Scan the lines below for "ndscope"; report the number of lines that contain it, and only that.

= = = = = = =

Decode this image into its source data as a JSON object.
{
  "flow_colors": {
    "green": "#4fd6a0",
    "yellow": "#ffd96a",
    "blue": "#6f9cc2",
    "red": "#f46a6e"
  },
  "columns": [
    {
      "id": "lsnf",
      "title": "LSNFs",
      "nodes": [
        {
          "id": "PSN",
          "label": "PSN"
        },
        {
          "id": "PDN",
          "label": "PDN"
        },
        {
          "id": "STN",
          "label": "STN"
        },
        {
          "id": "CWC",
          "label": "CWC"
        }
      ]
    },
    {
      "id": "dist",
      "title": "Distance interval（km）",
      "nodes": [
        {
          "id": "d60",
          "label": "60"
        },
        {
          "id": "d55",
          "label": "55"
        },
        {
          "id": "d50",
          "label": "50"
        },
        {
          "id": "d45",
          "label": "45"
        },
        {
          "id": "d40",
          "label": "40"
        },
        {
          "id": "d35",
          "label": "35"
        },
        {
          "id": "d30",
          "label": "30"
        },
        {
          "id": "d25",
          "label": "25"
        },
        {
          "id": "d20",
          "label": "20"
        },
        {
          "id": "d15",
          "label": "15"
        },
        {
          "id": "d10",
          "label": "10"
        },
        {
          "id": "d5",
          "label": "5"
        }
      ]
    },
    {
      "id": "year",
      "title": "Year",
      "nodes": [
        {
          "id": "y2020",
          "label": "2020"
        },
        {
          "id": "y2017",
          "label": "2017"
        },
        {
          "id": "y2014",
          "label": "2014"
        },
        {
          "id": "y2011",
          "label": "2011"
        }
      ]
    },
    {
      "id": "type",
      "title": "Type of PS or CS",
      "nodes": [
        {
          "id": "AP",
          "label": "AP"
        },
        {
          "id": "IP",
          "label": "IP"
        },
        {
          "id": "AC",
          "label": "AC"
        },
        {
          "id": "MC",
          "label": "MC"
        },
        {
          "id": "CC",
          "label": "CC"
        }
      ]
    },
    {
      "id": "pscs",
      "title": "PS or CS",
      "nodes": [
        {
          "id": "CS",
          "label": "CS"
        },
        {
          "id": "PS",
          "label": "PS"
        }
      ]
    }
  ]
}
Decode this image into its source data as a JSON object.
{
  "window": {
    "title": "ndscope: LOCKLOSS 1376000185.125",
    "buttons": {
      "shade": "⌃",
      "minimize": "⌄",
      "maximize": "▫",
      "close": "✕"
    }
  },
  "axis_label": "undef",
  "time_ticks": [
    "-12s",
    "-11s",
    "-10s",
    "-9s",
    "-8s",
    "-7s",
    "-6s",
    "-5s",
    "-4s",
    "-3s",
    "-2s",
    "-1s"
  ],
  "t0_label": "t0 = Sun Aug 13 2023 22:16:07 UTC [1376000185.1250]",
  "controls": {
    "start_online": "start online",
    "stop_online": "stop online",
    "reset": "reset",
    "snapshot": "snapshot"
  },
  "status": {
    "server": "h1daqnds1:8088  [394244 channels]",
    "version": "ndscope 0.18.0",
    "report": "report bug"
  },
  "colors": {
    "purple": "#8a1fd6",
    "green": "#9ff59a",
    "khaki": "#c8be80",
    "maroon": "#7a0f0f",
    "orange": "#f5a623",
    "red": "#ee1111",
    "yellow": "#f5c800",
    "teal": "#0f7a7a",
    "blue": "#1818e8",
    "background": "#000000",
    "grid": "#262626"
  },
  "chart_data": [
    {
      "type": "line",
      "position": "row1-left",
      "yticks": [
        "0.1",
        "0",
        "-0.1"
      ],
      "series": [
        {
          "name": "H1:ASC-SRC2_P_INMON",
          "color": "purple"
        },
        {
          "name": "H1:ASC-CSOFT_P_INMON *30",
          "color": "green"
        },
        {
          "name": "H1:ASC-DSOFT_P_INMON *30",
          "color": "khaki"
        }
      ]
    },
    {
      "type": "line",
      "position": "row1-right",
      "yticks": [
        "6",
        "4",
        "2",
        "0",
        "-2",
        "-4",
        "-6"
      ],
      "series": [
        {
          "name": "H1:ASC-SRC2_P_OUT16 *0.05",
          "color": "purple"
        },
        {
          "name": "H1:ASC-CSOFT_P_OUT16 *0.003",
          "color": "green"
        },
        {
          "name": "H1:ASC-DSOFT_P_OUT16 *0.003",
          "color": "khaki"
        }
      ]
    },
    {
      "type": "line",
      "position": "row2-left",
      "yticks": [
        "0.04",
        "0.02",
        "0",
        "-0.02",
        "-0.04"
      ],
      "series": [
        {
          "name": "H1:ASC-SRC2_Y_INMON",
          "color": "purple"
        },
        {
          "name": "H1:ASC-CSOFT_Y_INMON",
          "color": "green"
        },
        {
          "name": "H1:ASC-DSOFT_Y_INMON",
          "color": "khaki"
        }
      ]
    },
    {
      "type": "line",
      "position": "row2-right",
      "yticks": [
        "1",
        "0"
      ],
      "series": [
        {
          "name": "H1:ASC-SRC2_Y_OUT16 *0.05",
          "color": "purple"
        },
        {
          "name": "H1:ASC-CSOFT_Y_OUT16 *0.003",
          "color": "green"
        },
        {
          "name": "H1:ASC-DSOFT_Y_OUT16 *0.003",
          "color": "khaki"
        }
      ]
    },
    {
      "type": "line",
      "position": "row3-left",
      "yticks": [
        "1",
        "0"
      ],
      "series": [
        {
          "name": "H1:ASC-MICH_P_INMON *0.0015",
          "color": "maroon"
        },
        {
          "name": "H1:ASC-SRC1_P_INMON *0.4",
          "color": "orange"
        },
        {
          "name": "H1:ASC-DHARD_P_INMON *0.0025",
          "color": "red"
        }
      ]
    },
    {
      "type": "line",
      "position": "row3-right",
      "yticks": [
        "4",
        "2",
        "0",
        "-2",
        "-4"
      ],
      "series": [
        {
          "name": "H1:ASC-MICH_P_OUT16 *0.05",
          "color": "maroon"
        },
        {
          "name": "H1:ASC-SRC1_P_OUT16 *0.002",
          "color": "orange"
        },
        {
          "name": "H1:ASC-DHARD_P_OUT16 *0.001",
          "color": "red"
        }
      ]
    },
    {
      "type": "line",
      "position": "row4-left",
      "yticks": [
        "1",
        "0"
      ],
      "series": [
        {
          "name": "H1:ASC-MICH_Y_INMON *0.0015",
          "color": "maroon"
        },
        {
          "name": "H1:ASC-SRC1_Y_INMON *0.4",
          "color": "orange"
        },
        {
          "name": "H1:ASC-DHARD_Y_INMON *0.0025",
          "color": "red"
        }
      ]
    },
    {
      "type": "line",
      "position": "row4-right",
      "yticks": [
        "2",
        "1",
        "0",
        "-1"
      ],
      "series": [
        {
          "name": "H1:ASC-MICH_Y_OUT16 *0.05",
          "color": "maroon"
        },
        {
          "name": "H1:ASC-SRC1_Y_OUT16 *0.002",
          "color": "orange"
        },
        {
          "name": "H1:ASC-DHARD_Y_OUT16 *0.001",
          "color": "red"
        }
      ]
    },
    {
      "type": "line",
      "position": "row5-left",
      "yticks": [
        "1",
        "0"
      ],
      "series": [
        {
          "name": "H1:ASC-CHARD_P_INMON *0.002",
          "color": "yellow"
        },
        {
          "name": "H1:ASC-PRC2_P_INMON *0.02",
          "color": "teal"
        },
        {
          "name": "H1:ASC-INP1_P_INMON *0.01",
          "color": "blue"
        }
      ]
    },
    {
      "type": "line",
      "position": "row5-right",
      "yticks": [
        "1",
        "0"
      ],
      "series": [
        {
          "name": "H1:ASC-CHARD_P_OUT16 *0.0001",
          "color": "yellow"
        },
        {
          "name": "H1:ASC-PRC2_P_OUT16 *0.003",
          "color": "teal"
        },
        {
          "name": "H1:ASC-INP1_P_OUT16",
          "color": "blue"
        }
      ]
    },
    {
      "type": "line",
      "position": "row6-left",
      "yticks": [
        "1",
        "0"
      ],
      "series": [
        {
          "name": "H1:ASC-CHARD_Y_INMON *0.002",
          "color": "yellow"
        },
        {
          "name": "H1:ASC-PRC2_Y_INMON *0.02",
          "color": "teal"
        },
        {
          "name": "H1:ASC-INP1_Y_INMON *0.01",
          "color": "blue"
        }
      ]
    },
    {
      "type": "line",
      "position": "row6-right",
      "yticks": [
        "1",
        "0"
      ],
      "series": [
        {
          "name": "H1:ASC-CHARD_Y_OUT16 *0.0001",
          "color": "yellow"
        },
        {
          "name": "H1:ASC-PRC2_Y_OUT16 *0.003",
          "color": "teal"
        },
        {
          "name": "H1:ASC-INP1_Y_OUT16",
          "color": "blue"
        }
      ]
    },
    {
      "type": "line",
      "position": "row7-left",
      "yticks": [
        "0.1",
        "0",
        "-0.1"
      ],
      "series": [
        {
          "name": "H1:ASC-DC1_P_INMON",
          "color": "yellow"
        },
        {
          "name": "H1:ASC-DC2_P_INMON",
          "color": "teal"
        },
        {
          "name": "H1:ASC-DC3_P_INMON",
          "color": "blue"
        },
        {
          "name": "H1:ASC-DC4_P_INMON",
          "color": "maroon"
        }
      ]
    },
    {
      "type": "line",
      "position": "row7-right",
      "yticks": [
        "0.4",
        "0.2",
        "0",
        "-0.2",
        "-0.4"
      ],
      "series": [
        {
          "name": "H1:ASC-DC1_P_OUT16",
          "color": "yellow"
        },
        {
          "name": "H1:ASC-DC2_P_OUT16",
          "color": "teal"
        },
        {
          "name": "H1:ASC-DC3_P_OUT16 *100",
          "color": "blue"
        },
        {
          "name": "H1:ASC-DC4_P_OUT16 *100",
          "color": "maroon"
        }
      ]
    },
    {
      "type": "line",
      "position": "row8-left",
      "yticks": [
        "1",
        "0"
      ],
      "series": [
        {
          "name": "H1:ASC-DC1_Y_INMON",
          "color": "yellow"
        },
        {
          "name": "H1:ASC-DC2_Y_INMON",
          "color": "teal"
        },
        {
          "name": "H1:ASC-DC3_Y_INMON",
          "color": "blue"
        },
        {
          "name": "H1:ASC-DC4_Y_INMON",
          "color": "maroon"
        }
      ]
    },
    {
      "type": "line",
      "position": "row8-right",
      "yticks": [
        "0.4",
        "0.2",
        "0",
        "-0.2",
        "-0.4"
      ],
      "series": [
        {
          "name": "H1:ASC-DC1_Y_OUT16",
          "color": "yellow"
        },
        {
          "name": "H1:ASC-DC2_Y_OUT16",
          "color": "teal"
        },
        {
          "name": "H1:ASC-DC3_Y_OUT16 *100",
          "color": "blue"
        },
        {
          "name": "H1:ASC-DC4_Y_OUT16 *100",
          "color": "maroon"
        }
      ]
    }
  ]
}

= = = = = = =

## RESULT OF THE EXERCISE
2